-- BEGIN Task inputs --
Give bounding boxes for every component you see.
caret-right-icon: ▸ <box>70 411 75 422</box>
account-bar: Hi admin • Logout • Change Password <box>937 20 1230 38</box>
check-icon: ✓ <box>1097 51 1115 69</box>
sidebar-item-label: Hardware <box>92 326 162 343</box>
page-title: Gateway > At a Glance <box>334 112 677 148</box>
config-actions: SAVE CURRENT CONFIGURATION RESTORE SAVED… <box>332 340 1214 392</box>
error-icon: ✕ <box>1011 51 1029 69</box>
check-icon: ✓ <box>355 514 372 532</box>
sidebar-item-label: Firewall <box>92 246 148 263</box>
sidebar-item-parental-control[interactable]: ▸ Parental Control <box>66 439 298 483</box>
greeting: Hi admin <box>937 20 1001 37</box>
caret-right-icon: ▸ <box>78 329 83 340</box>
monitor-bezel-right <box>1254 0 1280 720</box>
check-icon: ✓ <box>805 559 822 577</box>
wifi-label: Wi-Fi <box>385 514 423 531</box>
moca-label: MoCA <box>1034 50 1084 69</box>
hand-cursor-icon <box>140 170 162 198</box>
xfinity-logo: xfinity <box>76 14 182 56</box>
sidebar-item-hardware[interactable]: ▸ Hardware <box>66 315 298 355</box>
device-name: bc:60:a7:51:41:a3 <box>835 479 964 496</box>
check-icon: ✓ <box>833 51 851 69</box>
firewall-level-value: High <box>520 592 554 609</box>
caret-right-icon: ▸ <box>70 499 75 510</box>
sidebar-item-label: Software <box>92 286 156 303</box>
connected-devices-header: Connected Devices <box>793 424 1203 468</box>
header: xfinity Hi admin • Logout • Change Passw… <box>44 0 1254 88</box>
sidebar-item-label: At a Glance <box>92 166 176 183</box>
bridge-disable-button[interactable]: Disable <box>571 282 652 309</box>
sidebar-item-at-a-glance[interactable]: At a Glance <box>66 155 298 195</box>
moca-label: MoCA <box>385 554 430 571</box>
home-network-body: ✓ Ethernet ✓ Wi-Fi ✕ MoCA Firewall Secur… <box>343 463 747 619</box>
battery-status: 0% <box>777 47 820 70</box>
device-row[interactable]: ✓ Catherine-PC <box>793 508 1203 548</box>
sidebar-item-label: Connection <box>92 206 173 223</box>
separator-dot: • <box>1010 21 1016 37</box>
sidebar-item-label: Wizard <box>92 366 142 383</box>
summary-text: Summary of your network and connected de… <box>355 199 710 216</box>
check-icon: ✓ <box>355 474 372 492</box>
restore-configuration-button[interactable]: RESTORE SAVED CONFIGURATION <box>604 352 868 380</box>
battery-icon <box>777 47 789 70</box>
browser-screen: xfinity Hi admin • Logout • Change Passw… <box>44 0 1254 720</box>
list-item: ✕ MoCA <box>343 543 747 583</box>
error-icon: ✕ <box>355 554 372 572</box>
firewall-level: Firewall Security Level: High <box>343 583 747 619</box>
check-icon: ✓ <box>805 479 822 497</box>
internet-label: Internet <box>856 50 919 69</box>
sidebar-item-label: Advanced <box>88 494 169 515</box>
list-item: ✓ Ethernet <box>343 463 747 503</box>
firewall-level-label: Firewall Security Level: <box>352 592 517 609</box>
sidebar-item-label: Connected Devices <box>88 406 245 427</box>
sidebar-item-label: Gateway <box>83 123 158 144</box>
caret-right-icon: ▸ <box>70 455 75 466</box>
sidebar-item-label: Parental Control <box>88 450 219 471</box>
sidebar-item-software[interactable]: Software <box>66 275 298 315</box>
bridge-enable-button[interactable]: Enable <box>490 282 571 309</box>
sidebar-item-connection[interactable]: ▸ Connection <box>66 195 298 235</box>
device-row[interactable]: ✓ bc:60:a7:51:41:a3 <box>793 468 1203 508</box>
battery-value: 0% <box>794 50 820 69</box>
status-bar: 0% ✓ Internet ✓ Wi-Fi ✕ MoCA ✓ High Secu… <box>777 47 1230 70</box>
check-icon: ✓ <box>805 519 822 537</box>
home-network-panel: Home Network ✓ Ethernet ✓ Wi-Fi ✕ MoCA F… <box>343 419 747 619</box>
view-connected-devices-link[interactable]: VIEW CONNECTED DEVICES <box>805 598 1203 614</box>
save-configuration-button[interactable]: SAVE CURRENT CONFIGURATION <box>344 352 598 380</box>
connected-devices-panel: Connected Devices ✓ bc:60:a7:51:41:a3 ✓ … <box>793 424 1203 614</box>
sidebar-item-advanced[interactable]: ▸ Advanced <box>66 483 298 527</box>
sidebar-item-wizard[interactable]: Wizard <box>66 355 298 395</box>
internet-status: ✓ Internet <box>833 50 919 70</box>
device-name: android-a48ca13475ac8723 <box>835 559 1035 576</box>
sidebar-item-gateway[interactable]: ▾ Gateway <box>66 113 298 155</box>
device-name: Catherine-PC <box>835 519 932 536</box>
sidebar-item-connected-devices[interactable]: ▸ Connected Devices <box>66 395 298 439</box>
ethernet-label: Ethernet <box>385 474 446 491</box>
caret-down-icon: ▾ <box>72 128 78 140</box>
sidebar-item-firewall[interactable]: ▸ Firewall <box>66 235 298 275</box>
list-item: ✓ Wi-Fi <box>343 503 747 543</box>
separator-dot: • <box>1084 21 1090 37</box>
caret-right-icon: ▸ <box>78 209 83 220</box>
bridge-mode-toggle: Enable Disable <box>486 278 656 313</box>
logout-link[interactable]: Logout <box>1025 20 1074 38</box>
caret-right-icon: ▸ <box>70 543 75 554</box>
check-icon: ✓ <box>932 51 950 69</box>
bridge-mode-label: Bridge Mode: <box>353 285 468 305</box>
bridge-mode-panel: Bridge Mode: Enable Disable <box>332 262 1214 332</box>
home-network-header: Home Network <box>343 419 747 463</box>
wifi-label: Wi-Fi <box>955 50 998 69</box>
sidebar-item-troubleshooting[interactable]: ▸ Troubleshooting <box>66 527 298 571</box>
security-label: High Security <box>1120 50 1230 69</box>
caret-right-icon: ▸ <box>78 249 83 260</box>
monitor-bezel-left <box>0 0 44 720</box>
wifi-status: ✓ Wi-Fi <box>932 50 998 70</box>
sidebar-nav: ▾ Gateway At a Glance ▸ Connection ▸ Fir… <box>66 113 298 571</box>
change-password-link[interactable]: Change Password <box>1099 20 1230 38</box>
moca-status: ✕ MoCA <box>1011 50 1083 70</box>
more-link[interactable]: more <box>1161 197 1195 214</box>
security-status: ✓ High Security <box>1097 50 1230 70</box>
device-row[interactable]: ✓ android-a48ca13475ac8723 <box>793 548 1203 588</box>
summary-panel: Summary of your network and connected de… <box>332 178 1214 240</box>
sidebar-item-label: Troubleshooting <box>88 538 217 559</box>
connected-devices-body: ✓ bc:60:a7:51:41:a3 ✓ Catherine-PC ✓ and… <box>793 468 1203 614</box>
-- END Task inputs --
# Problem requirements
Express the items above as a JSON list of strings, with one string per line and blank lines left out.

# Complete output
[
  "Give bounding boxes for every component you see.",
  "caret-right-icon: ▸ <box>70 411 75 422</box>",
  "account-bar: Hi admin • Logout • Change Password <box>937 20 1230 38</box>",
  "check-icon: ✓ <box>1097 51 1115 69</box>",
  "sidebar-item-label: Hardware <box>92 326 162 343</box>",
  "page-title: Gateway > At a Glance <box>334 112 677 148</box>",
  "config-actions: SAVE CURRENT CONFIGURATION RESTORE SAVED… <box>332 340 1214 392</box>",
  "error-icon: ✕ <box>1011 51 1029 69</box>",
  "check-icon: ✓ <box>355 514 372 532</box>",
  "sidebar-item-label: Firewall <box>92 246 148 263</box>",
  "sidebar-item-parental-control[interactable]: ▸ Parental Control <box>66 439 298 483</box>",
  "greeting: Hi admin <box>937 20 1001 37</box>",
  "caret-right-icon: ▸ <box>78 329 83 340</box>",
  "monitor-bezel-right <box>1254 0 1280 720</box>",
  "check-icon: ✓ <box>805 559 822 577</box>",
  "wifi-label: Wi-Fi <box>385 514 423 531</box>",
  "moca-label: MoCA <box>1034 50 1084 69</box>",
  "hand-cursor-icon <box>140 170 162 198</box>",
  "xfinity-logo: xfinity <box>76 14 182 56</box>",
  "sidebar-item-hardware[interactable]: ▸ Hardware <box>66 315 298 355</box>",
  "device-name: bc:60:a7:51:41:a3 <box>835 479 964 496</box>",
  "check-icon: ✓ <box>833 51 851 69</box>",
  "firewall-level-value: High <box>520 592 554 609</box>",
  "caret-right-icon: ▸ <box>70 499 75 510</box>",
  "sidebar-item-label: Software <box>92 286 156 303</box>",
  "connected-devices-header: Connected Devices <box>793 424 1203 468</box>",
  "header: xfinity Hi admin • Logout • Change Passw… <box>44 0 1254 88</box>",
  "sidebar-item-label: At a Glance <box>92 166 176 183</box>",
  "bridge-disable-button[interactable]: Disable <box>571 282 652 309</box>",
  "sidebar-item-at-a-glance[interactable]: At a Glance <box>66 155 298 195</box>",
  "moca-label: MoCA <box>385 554 430 571</box>",
  "home-network-body: ✓ Ethernet ✓ Wi-Fi ✕ MoCA Firewall Secur… <box>343 463 747 619</box>",
  "battery-status: 0% <box>777 47 820 70</box>",
  "device-row[interactable]: ✓ Catherine-PC <box>793 508 1203 548</box>",
  "sidebar-item-label: Connection <box>92 206 173 223</box>",
  "separator-dot: • <box>1010 21 1016 37</box>",
  "sidebar-item-label: Wizard <box>92 366 142 383</box>",
  "summary-text: Summary of your network and connected de… <box>355 199 710 216</box>",
  "check-icon: ✓ <box>355 474 372 492</box>",
  "restore-configuration-button[interactable]: RESTORE SAVED CONFIGURATION <box>604 352 868 380</box>",
  "battery-icon <box>777 47 789 70</box>",
  "browser-screen: xfinity Hi admin • Logout • Change Passw… <box>44 0 1254 720</box>",
  "list-item: ✕ MoCA <box>343 543 747 583</box>",
  "error-icon: ✕ <box>355 554 372 572</box>",
  "firewall-level: Firewall Security Level: High <box>343 583 747 619</box>",
  "check-icon: ✓ <box>805 479 822 497</box>",
  "internet-label: Internet <box>856 50 919 69</box>",
  "sidebar-item-label: Advanced <box>88 494 169 515</box>",
  "list-item: ✓ Ethernet <box>343 463 747 503</box>",
  "firewall-level-label: Firewall Security Level: <box>352 592 517 609</box>",
  "sidebar-item-label: Connected Devices <box>88 406 245 427</box>",
  "sidebar-item-label: Gateway <box>83 123 158 144</box>",
  "caret-right-icon: ▸ <box>70 455 75 466</box>",
  "sidebar-item-label: Parental Control <box>88 450 219 471</box>",
  "sidebar-item-software[interactable]: Software <box>66 275 298 315</box>",
  "bridge-enable-button[interactable]: Enable <box>490 282 571 309</box>",
  "sidebar-item-connection[interactable]: ▸ Connection <box>66 195 298 235</box>",
  "device-row[interactable]: ✓ bc:60:a7:51:41:a3 <box>793 468 1203 508</box>",
  "battery-value: 0% <box>794 50 820 69</box>",
  "status-bar: 0% ✓ Internet ✓ Wi-Fi ✕ MoCA ✓ High Secu… <box>777 47 1230 70</box>",
  "check-icon: ✓ <box>805 519 822 537</box>",
  "home-network-panel: Home Network ✓ Ethernet ✓ Wi-Fi ✕ MoCA F… <box>343 419 747 619</box>",
  "view-connected-devices-link[interactable]: VIEW CONNECTED DEVICES <box>805 598 1203 614</box>",
  "save-configuration-button[interactable]: SAVE CURRENT CONFIGURATION <box>344 352 598 380</box>",
  "connected-devices-panel: Connected Devices ✓ bc:60:a7:51:41:a3 ✓ … <box>793 424 1203 614</box>",
  "sidebar-item-advanced[interactable]: ▸ Advanced <box>66 483 298 527</box>",
  "sidebar-item-wizard[interactable]: Wizard <box>66 355 298 395</box>",
  "internet-status: ✓ Internet <box>833 50 919 70</box>",
  "device-name: android-a48ca13475ac8723 <box>835 559 1035 576</box>",
  "sidebar-item-gateway[interactable]: ▾ Gateway <box>66 113 298 155</box>",
  "device-name: Catherine-PC <box>835 519 932 536</box>",
  "sidebar-item-connected-devices[interactable]: ▸ Connected Devices <box>66 395 298 439</box>",
  "ethernet-label: Ethernet <box>385 474 446 491</box>",
  "caret-down-icon: ▾ <box>72 128 78 140</box>",
  "sidebar-item-firewall[interactable]: ▸ Firewall <box>66 235 298 275</box>",
  "list-item: ✓ Wi-Fi <box>343 503 747 543</box>",
  "separator-dot: • <box>1084 21 1090 37</box>",
  "caret-right-icon: ▸ <box>78 209 83 220</box>",
  "bridge-mode-toggle: Enable Disable <box>486 278 656 313</box>",
  "logout-link[interactable]: Logout <box>1025 20 1074 38</box>",
  "caret-right-icon: ▸ <box>70 543 75 554</box>",
  "check-icon: ✓ <box>932 51 950 69</box>",
  "bridge-mode-label: Bridge Mode: <box>353 285 468 305</box>",
  "bridge-mode-panel: Bridge Mode: Enable Disable <box>332 262 1214 332</box>",
  "home-network-header: Home Network <box>343 419 747 463</box>",
  "wifi-label: Wi-Fi <box>955 50 998 69</box>",
  "sidebar-item-troubleshooting[interactable]: ▸ Troubleshooting <box>66 527 298 571</box>",
  "security-label: High Security <box>1120 50 1230 69</box>",
  "caret-right-icon: ▸ <box>78 249 83 260</box>",
  "monitor-bezel-left <box>0 0 44 720</box>",
  "wifi-status: ✓ Wi-Fi <box>932 50 998 70</box>",
  "sidebar-nav: ▾ Gateway At a Glance ▸ Connection ▸ Fir… <box>66 113 298 571</box>",
  "change-password-link[interactable]: Change Password <box>1099 20 1230 38</box>",
  "moca-status: ✕ MoCA <box>1011 50 1083 70</box>",
  "more-link[interactable]: more <box>1161 197 1195 214</box>",
  "security-status: ✓ High Security <box>1097 50 1230 70</box>",
  "device-row[interactable]: ✓ android-a48ca13475ac8723 <box>793 548 1203 588</box>",
  "summary-panel: Summary of your network and connected de… <box>332 178 1214 240</box>",
  "sidebar-item-label: Troubleshooting <box>88 538 217 559</box>",
  "connected-devices-body: ✓ bc:60:a7:51:41:a3 ✓ Catherine-PC ✓ and… <box>793 468 1203 614</box>"
]